[PAGE TEXT]
Wednesday, June 19, 2013

Afro-Cubans fight for equality under Castro regime

Afro-Cubans fight for equality under Castro regime
By Harold Meyerson, Wednesday, June 19, 1:39

"More than half a century ago, Fidel decreed the elimination of racism,"
said Leonardo Calvo Cárdenas. But "this just made the problem deeper and
more complex."

Calvo Cárdenas is an Afro-Cuban — a group that makes up roughly half of
Cuba's population but that is greatly under-represented in its political
leadership, media and nascent business class. Calvo Cárdenas hasn't
always been on the outside looking in. "I was the director of the Lenin
Museum," he told me during a visit to Washington this month.

But Calvo Cárdenas's days in the Lenin stacks came to an abrupt end in
1991, when he and his friend Manuel Cuesta Morúa, a historian at
Havana's Casa de Africa Museum, lost their jobs after publicly
criticizing the Castro regime's lack of democracy. The two went on to
form a democratic socialist organization that the regime routinely
harasses but, atypically, hasn't stamped out.

"We were the first alternative political movement that publicly opposed
the U.S. embargo," said Cuesta Morúa, who accompanied Calvo Cárdenas on
his visit. "That makes it more difficult for the Cuban government to
give us the kind of treatment that other dissidents have gotten."

In 2008, the two joined other activists to form the Citizens Committee
for Racial Integration — an organization whose very name is an
indictment of their beleaguered workers' paradise. "The Afro-Cuban
population is stagnant, at the bottom of the social pyramid," Juan
Antonio Madrazo Luna, the committee's national coordinator, said during
the recent trip. As in virtually every other nation in the Western
hemisphere, Calvo Cárdenas added, "Cuba has traditionally had a racially
stratified workforce. And despite the egalitarian rhetoric of the
government, African descendants remain excluded from the most promising
jobs."

[OBJECTIVE 1]
In the article on Afro-Cubans, who is identified as the national coordinator of the Citizens Committee for Racial Integration?

[GIVEN INFORMATION]
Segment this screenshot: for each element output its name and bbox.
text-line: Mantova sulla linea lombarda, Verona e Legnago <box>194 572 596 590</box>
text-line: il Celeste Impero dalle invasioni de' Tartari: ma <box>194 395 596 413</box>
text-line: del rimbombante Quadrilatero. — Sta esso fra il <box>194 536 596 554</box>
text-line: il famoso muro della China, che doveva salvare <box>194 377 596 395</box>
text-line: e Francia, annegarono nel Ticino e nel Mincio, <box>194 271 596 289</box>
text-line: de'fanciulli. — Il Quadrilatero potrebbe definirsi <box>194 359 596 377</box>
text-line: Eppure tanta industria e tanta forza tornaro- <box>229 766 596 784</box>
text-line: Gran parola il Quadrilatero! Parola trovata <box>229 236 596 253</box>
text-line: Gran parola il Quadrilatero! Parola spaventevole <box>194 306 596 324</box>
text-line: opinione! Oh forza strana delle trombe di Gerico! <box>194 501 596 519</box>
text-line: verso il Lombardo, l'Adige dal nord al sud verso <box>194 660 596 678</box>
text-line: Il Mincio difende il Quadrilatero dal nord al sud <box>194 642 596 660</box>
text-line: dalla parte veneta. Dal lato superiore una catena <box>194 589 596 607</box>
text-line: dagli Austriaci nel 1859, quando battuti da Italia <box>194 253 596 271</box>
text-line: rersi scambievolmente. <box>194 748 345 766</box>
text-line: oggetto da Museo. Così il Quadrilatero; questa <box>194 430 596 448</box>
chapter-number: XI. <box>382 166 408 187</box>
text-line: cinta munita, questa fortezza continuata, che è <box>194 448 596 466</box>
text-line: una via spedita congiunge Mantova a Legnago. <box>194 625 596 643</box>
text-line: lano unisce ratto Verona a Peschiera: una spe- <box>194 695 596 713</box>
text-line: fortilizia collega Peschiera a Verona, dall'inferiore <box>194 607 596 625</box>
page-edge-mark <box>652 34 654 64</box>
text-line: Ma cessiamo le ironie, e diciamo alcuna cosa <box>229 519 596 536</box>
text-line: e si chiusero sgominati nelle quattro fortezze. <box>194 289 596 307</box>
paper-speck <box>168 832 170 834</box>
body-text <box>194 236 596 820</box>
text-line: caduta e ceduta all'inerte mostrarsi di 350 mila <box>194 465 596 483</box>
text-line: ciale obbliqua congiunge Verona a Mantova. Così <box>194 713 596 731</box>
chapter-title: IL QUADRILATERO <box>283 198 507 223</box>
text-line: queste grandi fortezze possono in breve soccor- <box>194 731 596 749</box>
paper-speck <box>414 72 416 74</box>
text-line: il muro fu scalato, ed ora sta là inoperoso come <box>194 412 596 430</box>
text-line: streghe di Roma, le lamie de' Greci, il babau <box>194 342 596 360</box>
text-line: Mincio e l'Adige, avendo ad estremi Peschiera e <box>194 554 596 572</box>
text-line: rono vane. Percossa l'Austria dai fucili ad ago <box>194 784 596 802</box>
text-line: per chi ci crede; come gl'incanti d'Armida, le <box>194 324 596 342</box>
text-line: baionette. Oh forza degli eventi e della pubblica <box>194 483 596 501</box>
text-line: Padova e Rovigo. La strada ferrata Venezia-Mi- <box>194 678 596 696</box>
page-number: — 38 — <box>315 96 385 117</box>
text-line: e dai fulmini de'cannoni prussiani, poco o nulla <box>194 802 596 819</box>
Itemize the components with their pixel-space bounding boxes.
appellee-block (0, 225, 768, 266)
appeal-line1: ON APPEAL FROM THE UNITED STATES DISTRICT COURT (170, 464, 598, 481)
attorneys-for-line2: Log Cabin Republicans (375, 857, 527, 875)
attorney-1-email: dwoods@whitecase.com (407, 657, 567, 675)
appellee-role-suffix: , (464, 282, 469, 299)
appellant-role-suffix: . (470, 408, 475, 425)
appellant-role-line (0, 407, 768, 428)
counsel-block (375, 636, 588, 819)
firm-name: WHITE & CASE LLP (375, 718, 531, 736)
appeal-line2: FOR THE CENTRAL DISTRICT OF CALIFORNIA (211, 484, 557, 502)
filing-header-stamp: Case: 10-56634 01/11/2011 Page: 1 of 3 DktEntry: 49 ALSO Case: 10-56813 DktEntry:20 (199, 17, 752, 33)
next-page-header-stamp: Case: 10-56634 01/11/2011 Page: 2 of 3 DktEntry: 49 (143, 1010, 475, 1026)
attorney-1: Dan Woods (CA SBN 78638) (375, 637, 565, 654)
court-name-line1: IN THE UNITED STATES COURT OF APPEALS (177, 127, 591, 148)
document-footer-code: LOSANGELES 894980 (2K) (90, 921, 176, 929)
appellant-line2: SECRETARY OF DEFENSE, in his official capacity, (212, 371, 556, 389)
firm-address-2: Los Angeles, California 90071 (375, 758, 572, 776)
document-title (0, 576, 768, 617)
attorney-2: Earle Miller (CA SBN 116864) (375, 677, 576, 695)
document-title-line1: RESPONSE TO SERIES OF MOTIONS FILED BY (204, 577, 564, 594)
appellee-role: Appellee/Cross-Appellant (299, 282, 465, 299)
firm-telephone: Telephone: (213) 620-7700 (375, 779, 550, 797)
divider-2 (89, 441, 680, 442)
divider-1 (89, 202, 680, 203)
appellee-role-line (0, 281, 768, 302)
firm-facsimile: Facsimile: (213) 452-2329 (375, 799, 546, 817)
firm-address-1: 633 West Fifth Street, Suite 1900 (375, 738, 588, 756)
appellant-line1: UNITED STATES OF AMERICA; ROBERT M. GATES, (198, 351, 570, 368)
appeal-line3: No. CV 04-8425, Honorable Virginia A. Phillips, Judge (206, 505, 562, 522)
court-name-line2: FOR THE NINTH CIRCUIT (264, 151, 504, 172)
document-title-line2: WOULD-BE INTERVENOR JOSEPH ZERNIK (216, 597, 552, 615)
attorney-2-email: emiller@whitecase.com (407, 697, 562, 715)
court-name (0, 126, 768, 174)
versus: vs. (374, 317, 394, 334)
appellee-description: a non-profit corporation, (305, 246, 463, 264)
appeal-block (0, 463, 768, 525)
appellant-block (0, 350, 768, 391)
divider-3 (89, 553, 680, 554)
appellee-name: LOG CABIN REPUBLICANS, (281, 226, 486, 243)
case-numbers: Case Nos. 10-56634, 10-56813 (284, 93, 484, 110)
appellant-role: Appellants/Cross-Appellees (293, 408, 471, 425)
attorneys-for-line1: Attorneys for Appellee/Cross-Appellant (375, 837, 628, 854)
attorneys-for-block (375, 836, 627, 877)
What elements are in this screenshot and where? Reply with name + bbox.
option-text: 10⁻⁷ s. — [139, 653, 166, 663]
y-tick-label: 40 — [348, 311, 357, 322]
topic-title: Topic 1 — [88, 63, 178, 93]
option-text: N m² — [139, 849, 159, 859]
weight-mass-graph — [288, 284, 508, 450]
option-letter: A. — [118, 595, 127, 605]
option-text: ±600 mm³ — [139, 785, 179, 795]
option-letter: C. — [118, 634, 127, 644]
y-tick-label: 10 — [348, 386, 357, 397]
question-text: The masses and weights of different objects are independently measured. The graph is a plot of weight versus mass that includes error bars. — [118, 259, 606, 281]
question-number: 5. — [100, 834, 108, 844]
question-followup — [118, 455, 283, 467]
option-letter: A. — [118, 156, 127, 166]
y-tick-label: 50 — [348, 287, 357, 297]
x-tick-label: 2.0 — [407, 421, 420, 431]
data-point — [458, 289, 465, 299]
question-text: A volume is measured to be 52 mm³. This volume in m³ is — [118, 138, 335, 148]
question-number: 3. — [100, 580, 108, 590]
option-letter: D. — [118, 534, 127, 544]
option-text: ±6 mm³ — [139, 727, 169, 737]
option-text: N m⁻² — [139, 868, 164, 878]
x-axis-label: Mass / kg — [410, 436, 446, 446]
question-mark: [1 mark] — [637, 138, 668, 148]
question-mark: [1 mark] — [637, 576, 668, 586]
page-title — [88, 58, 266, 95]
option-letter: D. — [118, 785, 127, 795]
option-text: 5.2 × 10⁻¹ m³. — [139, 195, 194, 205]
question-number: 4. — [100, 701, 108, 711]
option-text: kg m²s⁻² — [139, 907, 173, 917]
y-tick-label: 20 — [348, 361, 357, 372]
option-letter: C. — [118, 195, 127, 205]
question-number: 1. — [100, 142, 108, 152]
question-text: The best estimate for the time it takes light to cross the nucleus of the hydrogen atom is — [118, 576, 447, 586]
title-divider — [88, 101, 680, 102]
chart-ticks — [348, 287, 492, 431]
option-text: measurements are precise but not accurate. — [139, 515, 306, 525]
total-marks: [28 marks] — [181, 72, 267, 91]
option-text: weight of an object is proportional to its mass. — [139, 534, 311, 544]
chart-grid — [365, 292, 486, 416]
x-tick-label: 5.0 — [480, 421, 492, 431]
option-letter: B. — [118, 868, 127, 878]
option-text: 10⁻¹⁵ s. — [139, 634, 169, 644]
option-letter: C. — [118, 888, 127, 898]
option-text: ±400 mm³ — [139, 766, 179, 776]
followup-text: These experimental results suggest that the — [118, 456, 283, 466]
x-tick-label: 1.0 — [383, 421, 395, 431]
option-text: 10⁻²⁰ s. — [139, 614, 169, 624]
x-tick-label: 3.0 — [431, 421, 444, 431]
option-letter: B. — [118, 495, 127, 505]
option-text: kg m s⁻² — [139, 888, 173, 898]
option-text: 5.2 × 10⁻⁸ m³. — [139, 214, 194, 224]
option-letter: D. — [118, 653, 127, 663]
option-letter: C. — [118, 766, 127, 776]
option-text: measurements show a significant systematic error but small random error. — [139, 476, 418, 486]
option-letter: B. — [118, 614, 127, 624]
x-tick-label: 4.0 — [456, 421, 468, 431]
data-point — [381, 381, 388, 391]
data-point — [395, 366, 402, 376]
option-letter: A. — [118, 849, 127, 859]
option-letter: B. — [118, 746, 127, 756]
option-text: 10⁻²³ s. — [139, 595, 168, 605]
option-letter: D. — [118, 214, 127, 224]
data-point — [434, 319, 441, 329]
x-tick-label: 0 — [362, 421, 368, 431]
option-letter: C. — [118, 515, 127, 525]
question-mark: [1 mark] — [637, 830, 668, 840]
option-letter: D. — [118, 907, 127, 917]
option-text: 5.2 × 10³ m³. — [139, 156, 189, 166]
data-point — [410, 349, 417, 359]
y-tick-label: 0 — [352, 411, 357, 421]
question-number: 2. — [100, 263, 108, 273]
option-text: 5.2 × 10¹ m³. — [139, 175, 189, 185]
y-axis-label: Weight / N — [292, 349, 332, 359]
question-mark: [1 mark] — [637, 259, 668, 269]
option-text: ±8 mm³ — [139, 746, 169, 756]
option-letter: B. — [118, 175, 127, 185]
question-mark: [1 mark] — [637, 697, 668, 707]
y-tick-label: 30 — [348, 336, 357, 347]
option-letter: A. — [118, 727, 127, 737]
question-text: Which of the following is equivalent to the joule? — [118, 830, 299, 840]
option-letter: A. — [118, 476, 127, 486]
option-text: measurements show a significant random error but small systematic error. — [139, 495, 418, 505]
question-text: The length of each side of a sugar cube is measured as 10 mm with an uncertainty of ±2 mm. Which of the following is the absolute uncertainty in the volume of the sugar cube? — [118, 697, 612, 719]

[OBJECTIVE 2]
Edit the records from their first line through the line containing "text-line: Gran parola il Quadrilatero! Parola trovata", replacing "Ticino" with "Po" and leaving everything else unchanged.

[TASK RESPONSE 1]
Juan Antonio Madrazo Luna

[TASK RESPONSE 2]
Segment this screenshot: for each element output its name and bbox.
text-line: Mantova sulla linea lombarda, Verona e Legnago <box>194 572 596 590</box>
text-line: il Celeste Impero dalle invasioni de' Tartari: ma <box>194 395 596 413</box>
text-line: del rimbombante Quadrilatero. — Sta esso fra il <box>194 536 596 554</box>
text-line: il famoso muro della China, che doveva salvare <box>194 377 596 395</box>
text-line: e Francia, annegarono nel Po e nel Mincio, <box>194 271 596 289</box>
text-line: de'fanciulli. — Il Quadrilatero potrebbe definirsi <box>194 359 596 377</box>
text-line: Eppure tanta industria e tanta forza tornaro- <box>229 766 596 784</box>
text-line: Gran parola il Quadrilatero! Parola trovata <box>229 236 596 253</box>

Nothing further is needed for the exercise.